───── Supplied records ─────
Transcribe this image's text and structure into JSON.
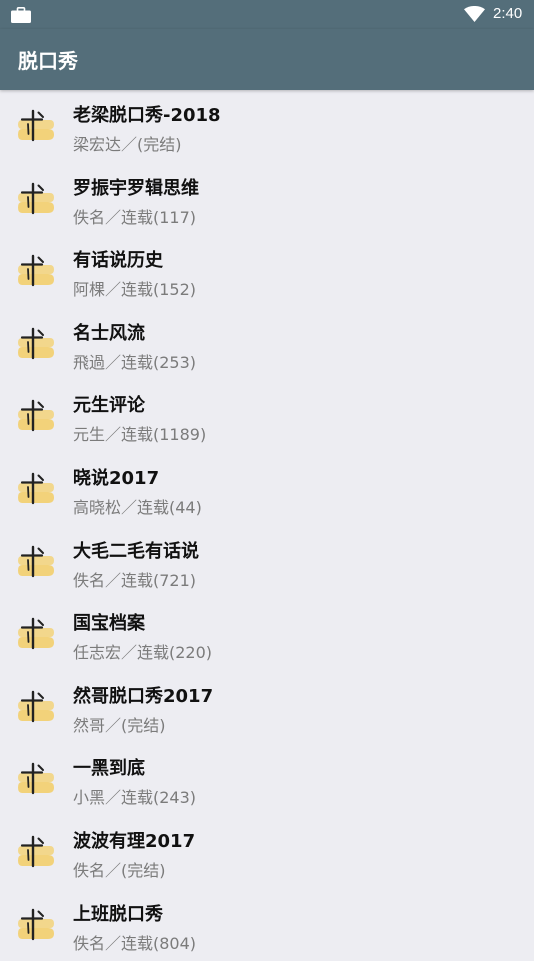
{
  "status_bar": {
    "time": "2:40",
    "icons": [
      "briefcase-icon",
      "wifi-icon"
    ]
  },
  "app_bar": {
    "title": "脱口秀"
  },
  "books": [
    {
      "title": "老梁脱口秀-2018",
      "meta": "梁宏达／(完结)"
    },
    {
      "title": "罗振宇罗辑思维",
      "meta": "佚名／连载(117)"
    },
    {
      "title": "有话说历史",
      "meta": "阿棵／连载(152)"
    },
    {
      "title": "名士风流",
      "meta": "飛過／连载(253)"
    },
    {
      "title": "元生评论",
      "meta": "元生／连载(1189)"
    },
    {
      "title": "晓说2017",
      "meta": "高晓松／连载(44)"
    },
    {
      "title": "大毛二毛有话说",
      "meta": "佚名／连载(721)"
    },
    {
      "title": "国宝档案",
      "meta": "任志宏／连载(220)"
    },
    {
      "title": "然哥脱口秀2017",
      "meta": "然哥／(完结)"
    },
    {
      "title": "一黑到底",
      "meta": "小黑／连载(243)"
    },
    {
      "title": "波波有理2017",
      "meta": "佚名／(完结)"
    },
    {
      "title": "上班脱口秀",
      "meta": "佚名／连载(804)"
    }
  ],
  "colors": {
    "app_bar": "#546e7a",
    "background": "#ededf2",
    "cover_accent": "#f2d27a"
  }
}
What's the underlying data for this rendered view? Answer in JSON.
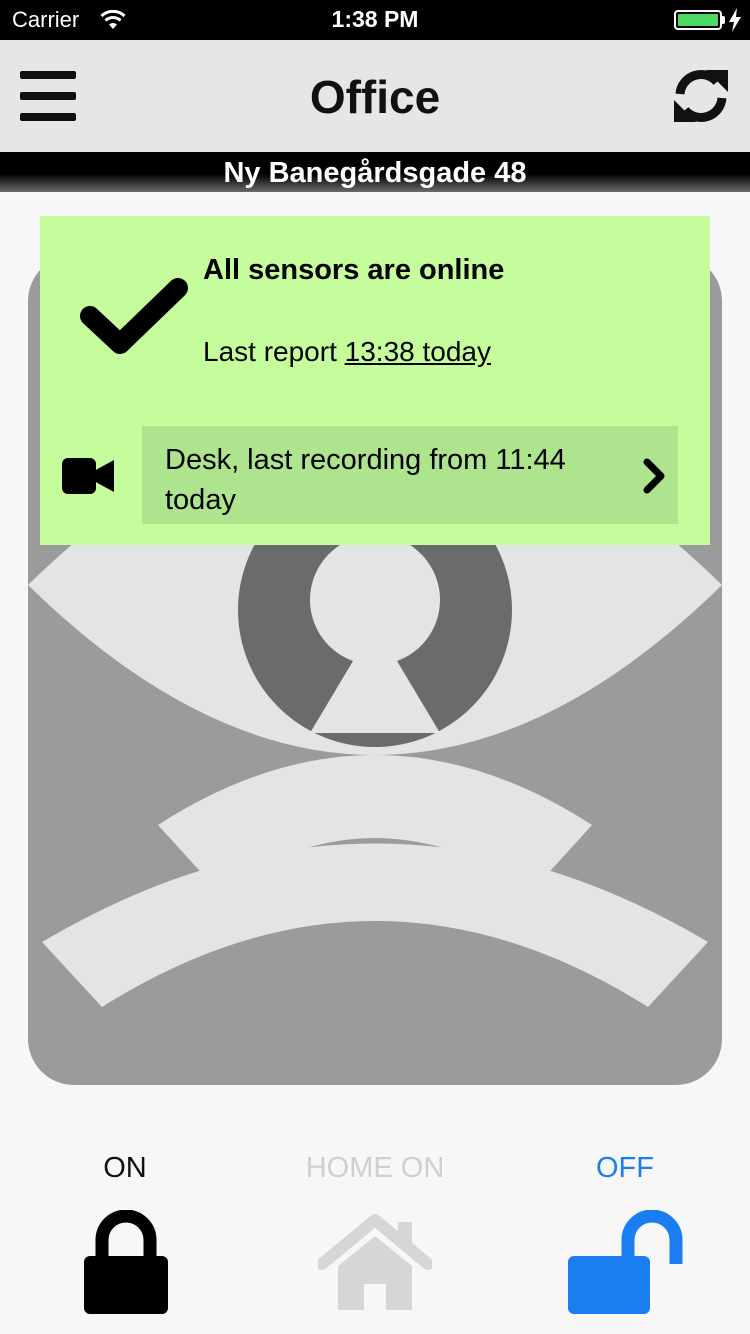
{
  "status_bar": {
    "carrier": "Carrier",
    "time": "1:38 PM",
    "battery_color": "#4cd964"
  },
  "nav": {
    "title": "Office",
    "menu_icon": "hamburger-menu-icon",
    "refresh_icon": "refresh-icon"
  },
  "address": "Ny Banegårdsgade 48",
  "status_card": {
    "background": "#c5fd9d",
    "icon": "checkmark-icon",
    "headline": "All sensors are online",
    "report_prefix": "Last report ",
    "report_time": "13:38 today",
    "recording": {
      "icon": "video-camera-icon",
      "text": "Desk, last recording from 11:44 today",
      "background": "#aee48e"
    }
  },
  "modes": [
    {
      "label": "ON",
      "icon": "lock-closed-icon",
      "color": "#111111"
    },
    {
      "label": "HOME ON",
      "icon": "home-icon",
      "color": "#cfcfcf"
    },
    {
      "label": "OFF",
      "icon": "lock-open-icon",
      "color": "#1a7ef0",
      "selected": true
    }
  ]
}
─────
───── Supplied records ─────
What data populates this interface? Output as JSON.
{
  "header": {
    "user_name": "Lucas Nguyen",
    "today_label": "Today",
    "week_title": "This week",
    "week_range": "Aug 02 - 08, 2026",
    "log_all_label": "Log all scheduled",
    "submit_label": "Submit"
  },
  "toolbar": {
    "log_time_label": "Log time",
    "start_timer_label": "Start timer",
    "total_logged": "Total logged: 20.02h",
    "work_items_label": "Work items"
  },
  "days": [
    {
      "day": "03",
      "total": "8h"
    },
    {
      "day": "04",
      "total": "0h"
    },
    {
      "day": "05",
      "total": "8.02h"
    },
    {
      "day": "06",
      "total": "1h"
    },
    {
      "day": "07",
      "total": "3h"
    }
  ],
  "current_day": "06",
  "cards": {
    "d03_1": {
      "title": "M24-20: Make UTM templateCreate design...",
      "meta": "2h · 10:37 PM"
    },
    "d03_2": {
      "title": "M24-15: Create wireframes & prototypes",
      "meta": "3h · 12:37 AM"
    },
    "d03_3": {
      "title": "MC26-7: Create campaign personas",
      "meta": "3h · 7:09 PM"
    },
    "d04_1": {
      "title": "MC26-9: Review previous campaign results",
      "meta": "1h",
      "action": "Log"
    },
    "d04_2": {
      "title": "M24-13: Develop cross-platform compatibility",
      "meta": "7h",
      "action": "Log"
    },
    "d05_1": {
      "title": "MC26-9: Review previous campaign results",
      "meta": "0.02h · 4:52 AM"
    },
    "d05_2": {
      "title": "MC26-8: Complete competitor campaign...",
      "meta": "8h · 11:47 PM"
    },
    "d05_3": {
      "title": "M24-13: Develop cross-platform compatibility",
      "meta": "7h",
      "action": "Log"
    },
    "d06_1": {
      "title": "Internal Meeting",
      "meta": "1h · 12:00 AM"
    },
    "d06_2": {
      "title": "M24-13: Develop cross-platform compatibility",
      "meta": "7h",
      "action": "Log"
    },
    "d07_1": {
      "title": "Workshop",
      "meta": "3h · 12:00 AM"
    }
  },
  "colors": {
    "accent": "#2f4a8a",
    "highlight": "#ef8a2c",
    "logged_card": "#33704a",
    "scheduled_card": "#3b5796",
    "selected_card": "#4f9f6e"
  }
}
─────
───── Supplied records ─────
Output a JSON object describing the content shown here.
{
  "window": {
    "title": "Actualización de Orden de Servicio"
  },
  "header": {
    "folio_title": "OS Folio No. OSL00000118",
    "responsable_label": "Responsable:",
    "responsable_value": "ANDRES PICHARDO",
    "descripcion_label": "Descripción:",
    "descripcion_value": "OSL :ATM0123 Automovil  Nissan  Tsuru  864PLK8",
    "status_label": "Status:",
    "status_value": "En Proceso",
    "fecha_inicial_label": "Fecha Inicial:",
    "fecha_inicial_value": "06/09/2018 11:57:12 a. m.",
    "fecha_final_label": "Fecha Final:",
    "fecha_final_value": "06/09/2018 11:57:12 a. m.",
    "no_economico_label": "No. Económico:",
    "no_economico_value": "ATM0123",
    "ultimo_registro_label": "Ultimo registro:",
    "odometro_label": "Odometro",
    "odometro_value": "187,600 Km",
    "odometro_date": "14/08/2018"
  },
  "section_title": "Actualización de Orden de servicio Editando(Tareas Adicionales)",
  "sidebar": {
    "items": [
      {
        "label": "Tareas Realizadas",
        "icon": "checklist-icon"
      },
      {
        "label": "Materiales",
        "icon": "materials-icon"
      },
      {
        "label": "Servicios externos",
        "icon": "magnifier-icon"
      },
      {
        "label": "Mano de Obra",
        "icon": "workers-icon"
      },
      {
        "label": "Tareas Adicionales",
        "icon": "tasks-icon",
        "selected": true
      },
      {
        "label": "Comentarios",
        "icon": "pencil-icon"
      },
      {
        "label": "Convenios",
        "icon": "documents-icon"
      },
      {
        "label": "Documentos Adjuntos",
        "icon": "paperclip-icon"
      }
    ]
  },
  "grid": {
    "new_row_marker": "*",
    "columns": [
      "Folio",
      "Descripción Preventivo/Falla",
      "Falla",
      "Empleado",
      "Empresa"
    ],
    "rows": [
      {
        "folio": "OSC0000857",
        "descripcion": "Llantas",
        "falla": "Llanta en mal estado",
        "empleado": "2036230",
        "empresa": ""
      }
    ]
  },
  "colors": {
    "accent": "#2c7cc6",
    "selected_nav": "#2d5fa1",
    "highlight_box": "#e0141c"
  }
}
─────
Short problem:
Copy whichever lines in the listing above contain the word "Adicionales".

Result below:
  "section_title": "Actualización de Orden de servicio Editando(Tareas Adicionales)",
        "label": "Tareas Adicionales",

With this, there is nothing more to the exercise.